[Given records]
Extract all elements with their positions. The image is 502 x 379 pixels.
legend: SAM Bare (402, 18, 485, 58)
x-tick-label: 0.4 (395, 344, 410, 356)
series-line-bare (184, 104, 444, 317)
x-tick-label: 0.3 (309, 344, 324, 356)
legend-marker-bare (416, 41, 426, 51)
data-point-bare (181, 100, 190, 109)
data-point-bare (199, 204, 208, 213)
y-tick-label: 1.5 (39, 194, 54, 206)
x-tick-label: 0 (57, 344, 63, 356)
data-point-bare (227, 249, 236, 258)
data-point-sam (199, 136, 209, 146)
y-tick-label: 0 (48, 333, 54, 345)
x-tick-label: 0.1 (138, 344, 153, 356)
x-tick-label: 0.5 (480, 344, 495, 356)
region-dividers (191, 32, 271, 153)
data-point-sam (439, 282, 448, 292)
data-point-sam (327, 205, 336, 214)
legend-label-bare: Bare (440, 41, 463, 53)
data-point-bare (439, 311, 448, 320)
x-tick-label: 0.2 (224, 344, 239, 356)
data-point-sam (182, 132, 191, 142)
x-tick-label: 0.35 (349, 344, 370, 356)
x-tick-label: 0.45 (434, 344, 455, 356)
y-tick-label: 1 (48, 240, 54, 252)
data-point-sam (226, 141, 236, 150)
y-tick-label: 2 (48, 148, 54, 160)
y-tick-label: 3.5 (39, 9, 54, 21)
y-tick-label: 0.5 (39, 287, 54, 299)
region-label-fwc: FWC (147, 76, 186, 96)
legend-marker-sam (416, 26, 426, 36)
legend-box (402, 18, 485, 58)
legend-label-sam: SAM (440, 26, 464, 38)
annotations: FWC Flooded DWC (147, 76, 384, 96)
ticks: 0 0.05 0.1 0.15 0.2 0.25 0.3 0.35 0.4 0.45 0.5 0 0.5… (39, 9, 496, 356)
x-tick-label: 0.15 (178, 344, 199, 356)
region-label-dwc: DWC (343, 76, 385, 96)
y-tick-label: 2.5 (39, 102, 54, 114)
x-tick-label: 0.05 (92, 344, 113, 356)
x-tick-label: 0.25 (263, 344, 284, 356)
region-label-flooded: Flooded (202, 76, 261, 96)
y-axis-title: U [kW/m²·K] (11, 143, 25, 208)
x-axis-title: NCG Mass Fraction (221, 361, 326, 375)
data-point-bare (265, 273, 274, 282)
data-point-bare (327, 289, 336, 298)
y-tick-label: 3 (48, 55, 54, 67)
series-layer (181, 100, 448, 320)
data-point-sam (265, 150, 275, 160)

[Task goal] Reproduce every line of the records above word for word.

[Expected output]
Extract all elements with their positions. The image is 502 x 379 pixels.
legend: SAM Bare (402, 18, 485, 58)
x-tick-label: 0.4 (395, 344, 410, 356)
series-line-bare (184, 104, 444, 317)
x-tick-label: 0.3 (309, 344, 324, 356)
legend-marker-bare (416, 41, 426, 51)
data-point-bare (181, 100, 190, 109)
data-point-bare (199, 204, 208, 213)
y-tick-label: 1.5 (39, 194, 54, 206)
x-tick-label: 0 (57, 344, 63, 356)
data-point-bare (227, 249, 236, 258)
data-point-sam (199, 136, 209, 146)
y-tick-label: 0 (48, 333, 54, 345)
x-tick-label: 0.1 (138, 344, 153, 356)
x-tick-label: 0.5 (480, 344, 495, 356)
region-dividers (191, 32, 271, 153)
data-point-sam (439, 282, 448, 292)
data-point-sam (327, 205, 336, 214)
legend-label-bare: Bare (440, 41, 463, 53)
data-point-bare (439, 311, 448, 320)
x-tick-label: 0.2 (224, 344, 239, 356)
data-point-sam (182, 132, 191, 142)
x-tick-label: 0.35 (349, 344, 370, 356)
x-tick-label: 0.45 (434, 344, 455, 356)
y-tick-label: 1 (48, 240, 54, 252)
data-point-sam (226, 141, 236, 150)
y-tick-label: 2 (48, 148, 54, 160)
y-tick-label: 3.5 (39, 9, 54, 21)
y-tick-label: 0.5 (39, 287, 54, 299)
region-label-fwc: FWC (147, 76, 186, 96)
legend-marker-sam (416, 26, 426, 36)
legend-box (402, 18, 485, 58)
legend-label-sam: SAM (440, 26, 464, 38)
annotations: FWC Flooded DWC (147, 76, 384, 96)
ticks: 0 0.05 0.1 0.15 0.2 0.25 0.3 0.35 0.4 0.45 0.5 0 0.5… (39, 9, 496, 356)
x-tick-label: 0.15 (178, 344, 199, 356)
region-label-dwc: DWC (343, 76, 385, 96)
y-tick-label: 2.5 (39, 102, 54, 114)
x-tick-label: 0.05 (92, 344, 113, 356)
x-tick-label: 0.25 (263, 344, 284, 356)
region-label-flooded: Flooded (202, 76, 261, 96)
y-axis-title: U [kW/m²·K] (11, 143, 25, 208)
x-axis-title: NCG Mass Fraction (221, 361, 326, 375)
data-point-bare (265, 273, 274, 282)
data-point-bare (327, 289, 336, 298)
y-tick-label: 3 (48, 55, 54, 67)
series-layer (181, 100, 448, 320)
data-point-sam (265, 150, 275, 160)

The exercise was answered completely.